■ **Goal**
Locate the string "комплект" throughout the material and copy every line in which it occurs.

■ **Data shown**
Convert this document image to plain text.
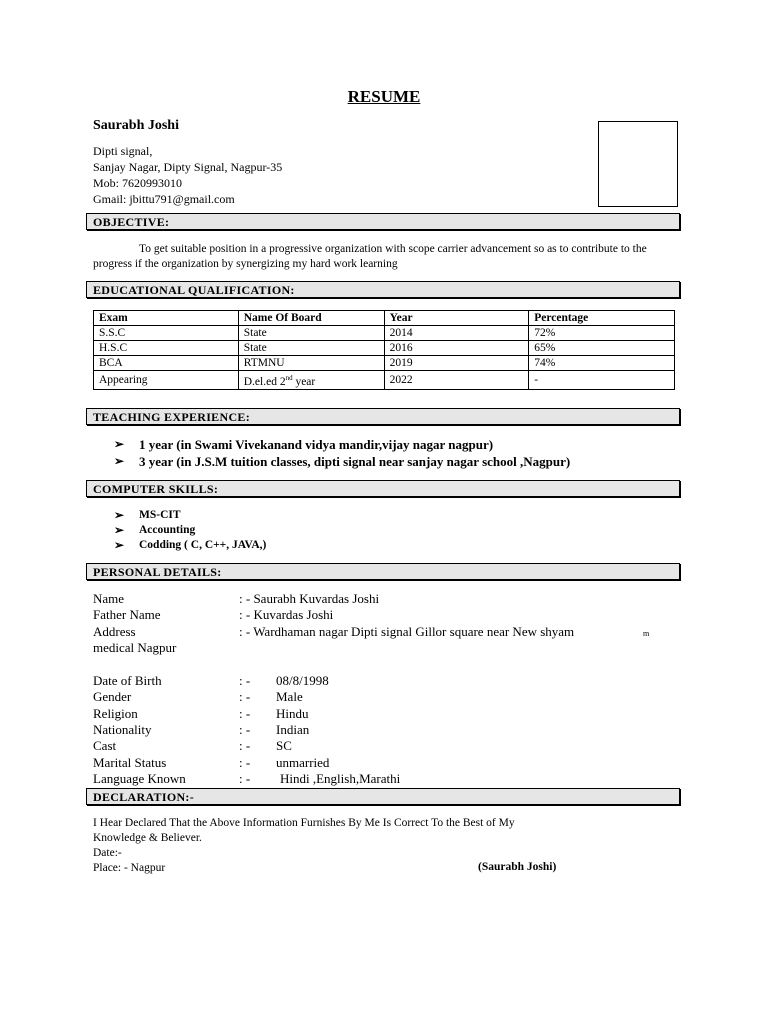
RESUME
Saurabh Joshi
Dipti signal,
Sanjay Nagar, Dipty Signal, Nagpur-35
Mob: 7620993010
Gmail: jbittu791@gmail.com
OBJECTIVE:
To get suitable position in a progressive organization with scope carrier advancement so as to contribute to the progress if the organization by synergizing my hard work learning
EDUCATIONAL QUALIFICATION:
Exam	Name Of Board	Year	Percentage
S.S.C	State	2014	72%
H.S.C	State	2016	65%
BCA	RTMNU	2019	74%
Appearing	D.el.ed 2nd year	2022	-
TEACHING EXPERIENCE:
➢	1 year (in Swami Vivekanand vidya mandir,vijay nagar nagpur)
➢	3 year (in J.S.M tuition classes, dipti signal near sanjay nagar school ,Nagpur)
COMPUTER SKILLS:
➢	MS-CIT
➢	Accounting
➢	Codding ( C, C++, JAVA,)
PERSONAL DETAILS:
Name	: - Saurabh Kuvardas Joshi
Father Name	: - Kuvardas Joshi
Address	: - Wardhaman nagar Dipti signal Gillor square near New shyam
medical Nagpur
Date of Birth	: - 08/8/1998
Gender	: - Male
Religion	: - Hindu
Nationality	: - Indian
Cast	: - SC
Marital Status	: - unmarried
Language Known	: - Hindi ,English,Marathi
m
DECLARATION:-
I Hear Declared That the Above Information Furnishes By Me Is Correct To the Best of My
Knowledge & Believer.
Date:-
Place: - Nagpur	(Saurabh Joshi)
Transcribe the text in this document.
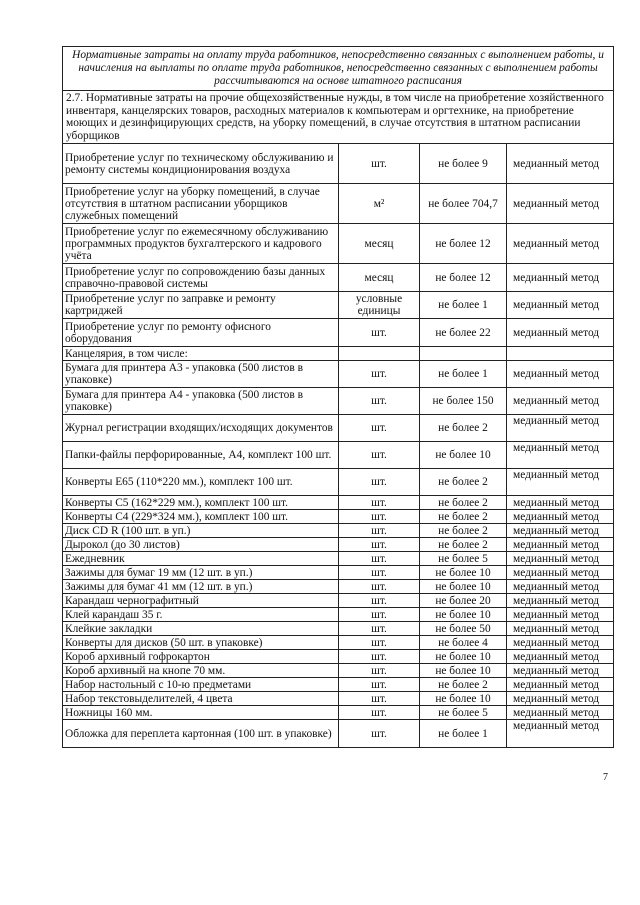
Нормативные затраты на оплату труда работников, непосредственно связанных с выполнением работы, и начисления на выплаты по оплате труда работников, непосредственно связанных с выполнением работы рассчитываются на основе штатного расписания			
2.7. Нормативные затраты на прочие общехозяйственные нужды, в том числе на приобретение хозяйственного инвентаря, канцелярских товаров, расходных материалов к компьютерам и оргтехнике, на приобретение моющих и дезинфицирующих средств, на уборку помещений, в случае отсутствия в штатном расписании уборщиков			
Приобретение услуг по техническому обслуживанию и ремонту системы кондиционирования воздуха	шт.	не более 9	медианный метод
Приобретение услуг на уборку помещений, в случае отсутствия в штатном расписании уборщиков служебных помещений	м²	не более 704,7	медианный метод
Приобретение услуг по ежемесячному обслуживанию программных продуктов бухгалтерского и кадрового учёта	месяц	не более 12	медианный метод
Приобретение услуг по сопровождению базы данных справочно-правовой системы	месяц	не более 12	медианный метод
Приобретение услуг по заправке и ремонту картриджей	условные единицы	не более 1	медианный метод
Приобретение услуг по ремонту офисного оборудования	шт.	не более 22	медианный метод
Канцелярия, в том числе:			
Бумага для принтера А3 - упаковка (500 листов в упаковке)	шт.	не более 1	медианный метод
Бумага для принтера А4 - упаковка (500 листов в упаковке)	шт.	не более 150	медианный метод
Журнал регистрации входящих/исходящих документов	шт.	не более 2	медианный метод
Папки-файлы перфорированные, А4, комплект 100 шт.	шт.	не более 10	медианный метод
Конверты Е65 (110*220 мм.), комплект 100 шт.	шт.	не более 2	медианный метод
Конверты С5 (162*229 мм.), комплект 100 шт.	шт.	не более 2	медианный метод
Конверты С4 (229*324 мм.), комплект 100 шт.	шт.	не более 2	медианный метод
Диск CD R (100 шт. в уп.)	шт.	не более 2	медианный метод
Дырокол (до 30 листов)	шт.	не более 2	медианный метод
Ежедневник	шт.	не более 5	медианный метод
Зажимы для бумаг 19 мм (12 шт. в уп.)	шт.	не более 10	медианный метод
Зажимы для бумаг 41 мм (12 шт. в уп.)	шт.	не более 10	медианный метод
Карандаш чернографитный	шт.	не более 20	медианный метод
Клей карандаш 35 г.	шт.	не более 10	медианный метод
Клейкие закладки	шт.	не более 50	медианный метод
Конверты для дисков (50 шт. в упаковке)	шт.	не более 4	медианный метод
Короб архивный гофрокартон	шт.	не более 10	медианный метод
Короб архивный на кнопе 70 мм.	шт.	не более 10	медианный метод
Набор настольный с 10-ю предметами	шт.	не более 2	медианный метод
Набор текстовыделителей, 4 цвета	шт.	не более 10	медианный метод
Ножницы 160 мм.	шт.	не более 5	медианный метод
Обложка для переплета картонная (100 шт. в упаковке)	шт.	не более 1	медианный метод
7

■ **The answer**
Папки-файлы перфорированные, А4, комплект 100 шт.	шт.	не более 10	медианный метод
Конверты Е65 (110*220 мм.), комплект 100 шт.	шт.	не более 2	медианный метод
Конверты С5 (162*229 мм.), комплект 100 шт.	шт.	не более 2	медианный метод
Конверты С4 (229*324 мм.), комплект 100 шт.	шт.	не более 2	медианный метод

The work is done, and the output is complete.